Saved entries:

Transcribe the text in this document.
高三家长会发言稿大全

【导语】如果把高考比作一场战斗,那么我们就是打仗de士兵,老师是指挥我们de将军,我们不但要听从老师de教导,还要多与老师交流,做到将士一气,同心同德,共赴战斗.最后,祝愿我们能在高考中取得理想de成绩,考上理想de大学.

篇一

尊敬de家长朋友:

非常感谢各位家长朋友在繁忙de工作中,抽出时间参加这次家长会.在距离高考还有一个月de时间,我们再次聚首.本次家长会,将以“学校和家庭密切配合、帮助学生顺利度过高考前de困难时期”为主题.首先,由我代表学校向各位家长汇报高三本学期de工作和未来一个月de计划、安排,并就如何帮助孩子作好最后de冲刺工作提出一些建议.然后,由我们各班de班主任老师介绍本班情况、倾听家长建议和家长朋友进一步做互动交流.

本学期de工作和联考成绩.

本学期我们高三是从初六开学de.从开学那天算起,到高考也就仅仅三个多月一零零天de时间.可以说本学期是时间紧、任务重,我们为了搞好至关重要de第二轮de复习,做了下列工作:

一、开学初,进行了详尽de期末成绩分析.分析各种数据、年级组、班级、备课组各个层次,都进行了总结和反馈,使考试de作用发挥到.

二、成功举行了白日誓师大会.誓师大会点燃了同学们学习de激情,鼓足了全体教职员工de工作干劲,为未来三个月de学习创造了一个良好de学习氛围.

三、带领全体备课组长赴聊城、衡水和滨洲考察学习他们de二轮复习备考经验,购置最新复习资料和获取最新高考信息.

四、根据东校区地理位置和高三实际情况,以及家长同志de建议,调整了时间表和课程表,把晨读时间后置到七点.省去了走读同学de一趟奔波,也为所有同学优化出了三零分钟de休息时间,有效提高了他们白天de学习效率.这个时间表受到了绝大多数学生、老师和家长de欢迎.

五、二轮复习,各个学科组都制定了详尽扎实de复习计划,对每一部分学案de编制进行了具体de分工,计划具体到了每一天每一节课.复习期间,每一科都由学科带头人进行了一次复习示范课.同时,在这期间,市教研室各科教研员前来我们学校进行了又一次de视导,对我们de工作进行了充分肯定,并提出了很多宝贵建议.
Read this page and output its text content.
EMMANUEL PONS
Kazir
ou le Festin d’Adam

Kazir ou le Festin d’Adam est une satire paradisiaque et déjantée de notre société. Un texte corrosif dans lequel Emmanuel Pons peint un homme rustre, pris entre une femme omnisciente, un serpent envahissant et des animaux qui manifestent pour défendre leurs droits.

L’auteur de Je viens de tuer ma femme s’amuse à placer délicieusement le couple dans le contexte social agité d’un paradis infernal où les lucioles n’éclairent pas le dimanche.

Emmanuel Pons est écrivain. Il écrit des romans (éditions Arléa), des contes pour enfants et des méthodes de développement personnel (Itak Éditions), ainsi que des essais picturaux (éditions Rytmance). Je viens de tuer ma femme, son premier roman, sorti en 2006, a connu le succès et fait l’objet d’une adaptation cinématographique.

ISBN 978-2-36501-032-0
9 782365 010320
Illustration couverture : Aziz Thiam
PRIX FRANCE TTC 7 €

**Problem description**
Using the exact wording, write out all of the records.

**Correct result**
Transcribe the text in this document.
高三家长会发言稿大全

【导语】如果把高考比作一场战斗,那么我们就是打仗de士兵,老师是指挥我们de将军,我们不但要听从老师de教导,还要多与老师交流,做到将士一气,同心同德,共赴战斗.最后,祝愿我们能在高考中取得理想de成绩,考上理想de大学.

篇一

尊敬de家长朋友:

非常感谢各位家长朋友在繁忙de工作中,抽出时间参加这次家长会.在距离高考还有一个月de时间,我们再次聚首.本次家长会,将以“学校和家庭密切配合、帮助学生顺利度过高考前de困难时期”为主题.首先,由我代表学校向各位家长汇报高三本学期de工作和未来一个月de计划、安排,并就如何帮助孩子作好最后de冲刺工作提出一些建议.然后,由我们各班de班主任老师介绍本班情况、倾听家长建议和家长朋友进一步做互动交流.

本学期de工作和联考成绩.

本学期我们高三是从初六开学de.从开学那天算起,到高考也就仅仅三个多月一零零天de时间.可以说本学期是时间紧、任务重,我们为了搞好至关重要de第二轮de复习,做了下列工作:

一、开学初,进行了详尽de期末成绩分析.分析各种数据、年级组、班级、备课组各个层次,都进行了总结和反馈,使考试de作用发挥到.

二、成功举行了白日誓师大会.誓师大会点燃了同学们学习de激情,鼓足了全体教职员工de工作干劲,为未来三个月de学习创造了一个良好de学习氛围.

三、带领全体备课组长赴聊城、衡水和滨洲考察学习他们de二轮复习备考经验,购置最新复习资料和获取最新高考信息.

四、根据东校区地理位置和高三实际情况,以及家长同志de建议,调整了时间表和课程表,把晨读时间后置到七点.省去了走读同学de一趟奔波,也为所有同学优化出了三零分钟de休息时间,有效提高了他们白天de学习效率.这个时间表受到了绝大多数学生、老师和家长de欢迎.

五、二轮复习,各个学科组都制定了详尽扎实de复习计划,对每一部分学案de编制进行了具体de分工,计划具体到了每一天每一节课.复习期间,每一科都由学科带头人进行了一次复习示范课.同时,在这期间,市教研室各科教研员前来我们学校进行了又一次de视导,对我们de工作进行了充分肯定,并提出了很多宝贵建议.
Read this page and output its text content.
EMMANUEL PONS
Kazir
ou le Festin d’Adam

Kazir ou le Festin d’Adam est une satire paradisiaque et déjantée de notre société. Un texte corrosif dans lequel Emmanuel Pons peint un homme rustre, pris entre une femme omnisciente, un serpent envahissant et des animaux qui manifestent pour défendre leurs droits.

L’auteur de Je viens de tuer ma femme s’amuse à placer délicieusement le couple dans le contexte social agité d’un paradis infernal où les lucioles n’éclairent pas le dimanche.

Emmanuel Pons est écrivain. Il écrit des romans (éditions Arléa), des contes pour enfants et des méthodes de développement personnel (Itak Éditions), ainsi que des essais picturaux (éditions Rytmance). Je viens de tuer ma femme, son premier roman, sorti en 2006, a connu le succès et fait l’objet d’une adaptation cinématographique.

ISBN 978-2-36501-032-0
9 782365 010320
Illustration couverture : Aziz Thiam
PRIX FRANCE TTC 7 €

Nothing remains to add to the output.